Stored records.
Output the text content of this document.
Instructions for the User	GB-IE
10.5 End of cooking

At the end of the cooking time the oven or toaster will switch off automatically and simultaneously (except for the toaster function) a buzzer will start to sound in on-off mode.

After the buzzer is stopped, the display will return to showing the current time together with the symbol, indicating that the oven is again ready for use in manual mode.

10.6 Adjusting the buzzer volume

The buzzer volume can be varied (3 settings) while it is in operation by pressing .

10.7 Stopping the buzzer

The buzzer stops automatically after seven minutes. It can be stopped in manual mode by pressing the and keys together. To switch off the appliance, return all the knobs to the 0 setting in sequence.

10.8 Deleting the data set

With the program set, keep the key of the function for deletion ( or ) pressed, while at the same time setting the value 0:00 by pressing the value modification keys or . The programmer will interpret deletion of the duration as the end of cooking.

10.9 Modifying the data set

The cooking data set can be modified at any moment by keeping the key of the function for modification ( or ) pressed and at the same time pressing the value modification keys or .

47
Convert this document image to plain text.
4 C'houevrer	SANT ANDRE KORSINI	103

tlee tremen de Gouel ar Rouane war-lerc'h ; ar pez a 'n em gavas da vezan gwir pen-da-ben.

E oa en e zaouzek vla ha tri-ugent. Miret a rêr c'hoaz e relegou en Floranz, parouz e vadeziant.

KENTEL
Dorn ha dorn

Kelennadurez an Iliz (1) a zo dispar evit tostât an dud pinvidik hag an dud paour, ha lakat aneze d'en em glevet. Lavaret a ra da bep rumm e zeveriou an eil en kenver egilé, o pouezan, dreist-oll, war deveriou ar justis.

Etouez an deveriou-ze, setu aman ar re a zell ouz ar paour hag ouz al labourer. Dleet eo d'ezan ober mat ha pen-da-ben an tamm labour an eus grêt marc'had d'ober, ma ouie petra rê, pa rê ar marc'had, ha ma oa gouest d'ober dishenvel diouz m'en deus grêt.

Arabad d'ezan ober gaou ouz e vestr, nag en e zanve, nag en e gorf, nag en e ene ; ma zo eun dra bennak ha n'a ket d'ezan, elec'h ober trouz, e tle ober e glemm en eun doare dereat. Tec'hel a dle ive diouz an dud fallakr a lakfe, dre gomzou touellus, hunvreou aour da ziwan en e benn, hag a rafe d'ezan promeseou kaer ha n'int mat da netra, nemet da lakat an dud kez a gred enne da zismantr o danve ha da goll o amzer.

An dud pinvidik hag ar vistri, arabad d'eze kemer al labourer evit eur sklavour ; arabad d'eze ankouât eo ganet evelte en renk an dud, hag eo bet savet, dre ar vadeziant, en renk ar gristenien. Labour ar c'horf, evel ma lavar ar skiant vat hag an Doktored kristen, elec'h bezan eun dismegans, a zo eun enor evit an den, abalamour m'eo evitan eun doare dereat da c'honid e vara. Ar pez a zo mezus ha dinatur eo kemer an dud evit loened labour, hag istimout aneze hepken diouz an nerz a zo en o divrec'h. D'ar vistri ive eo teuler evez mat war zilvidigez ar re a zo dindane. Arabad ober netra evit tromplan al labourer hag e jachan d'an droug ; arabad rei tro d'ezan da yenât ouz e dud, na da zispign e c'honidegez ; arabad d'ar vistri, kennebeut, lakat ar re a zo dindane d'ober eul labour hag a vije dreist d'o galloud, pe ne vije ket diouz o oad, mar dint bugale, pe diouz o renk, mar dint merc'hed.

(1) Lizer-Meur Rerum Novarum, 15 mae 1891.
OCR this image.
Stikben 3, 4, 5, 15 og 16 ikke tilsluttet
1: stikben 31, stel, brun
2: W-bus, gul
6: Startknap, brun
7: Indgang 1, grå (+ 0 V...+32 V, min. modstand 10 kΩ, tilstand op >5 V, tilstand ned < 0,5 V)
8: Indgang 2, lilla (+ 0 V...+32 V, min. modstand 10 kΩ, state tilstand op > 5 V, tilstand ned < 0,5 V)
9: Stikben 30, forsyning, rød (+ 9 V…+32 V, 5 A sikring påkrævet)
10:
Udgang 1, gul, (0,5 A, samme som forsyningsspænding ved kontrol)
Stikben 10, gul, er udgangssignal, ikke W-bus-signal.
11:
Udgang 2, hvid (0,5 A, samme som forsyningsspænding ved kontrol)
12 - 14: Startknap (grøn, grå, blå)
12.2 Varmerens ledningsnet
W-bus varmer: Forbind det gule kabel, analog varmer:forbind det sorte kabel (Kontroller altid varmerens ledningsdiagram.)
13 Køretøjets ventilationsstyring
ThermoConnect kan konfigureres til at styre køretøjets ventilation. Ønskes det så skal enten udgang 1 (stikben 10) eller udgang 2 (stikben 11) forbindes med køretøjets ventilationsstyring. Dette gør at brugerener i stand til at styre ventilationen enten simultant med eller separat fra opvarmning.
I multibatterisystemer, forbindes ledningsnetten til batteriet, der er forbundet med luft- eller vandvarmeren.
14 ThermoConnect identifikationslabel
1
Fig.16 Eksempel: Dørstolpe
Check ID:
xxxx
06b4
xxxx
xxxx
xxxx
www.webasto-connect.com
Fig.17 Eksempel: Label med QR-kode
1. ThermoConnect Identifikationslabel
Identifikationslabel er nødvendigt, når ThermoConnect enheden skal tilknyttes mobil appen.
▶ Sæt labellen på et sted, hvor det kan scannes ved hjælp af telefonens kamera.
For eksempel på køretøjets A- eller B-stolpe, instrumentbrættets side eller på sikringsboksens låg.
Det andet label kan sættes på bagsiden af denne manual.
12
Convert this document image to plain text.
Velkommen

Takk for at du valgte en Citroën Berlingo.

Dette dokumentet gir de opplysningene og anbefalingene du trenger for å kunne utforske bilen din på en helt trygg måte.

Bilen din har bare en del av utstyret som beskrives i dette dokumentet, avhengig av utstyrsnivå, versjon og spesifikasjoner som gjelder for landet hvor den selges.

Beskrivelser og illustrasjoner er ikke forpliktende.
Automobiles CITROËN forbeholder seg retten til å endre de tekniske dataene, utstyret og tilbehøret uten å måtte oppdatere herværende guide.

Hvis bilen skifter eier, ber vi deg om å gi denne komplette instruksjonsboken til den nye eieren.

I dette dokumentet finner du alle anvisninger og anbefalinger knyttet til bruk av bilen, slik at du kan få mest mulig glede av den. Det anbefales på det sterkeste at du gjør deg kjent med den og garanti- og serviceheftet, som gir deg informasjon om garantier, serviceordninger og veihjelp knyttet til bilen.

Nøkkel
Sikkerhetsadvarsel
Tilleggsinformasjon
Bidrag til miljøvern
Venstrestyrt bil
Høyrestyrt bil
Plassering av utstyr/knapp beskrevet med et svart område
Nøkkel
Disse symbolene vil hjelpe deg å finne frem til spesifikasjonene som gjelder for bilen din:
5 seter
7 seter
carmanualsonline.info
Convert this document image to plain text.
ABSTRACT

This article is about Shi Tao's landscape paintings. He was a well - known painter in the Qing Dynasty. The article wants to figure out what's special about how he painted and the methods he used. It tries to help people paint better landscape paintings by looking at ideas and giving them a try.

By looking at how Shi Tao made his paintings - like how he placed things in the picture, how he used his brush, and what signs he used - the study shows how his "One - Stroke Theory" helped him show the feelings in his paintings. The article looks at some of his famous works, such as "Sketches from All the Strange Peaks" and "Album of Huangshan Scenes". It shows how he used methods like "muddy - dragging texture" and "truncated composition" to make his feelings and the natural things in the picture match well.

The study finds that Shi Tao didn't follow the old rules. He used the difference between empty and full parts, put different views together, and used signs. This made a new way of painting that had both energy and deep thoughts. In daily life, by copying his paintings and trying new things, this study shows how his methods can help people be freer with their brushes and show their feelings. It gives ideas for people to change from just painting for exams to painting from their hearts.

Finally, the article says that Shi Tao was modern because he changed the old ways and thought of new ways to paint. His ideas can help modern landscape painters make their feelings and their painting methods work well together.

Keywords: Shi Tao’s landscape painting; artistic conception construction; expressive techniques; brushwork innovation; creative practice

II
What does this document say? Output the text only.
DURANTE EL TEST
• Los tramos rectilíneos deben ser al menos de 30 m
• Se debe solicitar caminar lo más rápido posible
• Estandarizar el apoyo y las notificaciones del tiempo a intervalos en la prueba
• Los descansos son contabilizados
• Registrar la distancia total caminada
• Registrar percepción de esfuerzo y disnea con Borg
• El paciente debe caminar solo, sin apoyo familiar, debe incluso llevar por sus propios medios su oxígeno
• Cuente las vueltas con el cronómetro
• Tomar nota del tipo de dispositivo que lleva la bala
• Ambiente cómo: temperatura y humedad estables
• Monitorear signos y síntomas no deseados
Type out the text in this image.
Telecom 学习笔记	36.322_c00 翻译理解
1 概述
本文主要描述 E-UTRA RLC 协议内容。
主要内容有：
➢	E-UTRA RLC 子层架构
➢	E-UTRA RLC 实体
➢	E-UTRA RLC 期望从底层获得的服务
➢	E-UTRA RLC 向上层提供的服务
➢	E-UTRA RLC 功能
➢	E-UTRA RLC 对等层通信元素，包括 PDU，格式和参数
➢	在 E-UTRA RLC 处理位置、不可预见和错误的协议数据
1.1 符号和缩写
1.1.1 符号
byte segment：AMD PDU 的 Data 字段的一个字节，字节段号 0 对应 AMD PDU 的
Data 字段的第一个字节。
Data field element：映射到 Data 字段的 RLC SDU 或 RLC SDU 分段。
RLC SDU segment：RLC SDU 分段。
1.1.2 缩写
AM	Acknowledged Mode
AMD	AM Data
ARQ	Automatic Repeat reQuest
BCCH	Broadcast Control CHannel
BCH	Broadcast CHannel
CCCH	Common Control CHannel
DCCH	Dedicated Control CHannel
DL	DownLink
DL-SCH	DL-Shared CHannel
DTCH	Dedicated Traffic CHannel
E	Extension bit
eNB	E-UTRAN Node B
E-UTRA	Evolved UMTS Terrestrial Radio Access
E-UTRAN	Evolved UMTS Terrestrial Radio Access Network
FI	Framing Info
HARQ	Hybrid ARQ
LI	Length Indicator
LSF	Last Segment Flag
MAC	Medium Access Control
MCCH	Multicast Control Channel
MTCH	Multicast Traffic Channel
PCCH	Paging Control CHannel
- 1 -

WRITTEN INSTRUCTION.
Report all lines of the data above that include the string "keys".

ANSWER BELOW.
The buzzer stops automatically after seven minutes. It can be stopped in manual mode by pressing the and keys together. To switch off the appliance, return all the knobs to the 0 setting in sequence.
With the program set, keep the key of the function for deletion ( or ) pressed, while at the same time setting the value 0:00 by pressing the value modification keys or . The programmer will interpret deletion of the duration as the end of cooking.
The cooking data set can be modified at any moment by keeping the key of the function for modification ( or ) pressed and at the same time pressing the value modification keys or .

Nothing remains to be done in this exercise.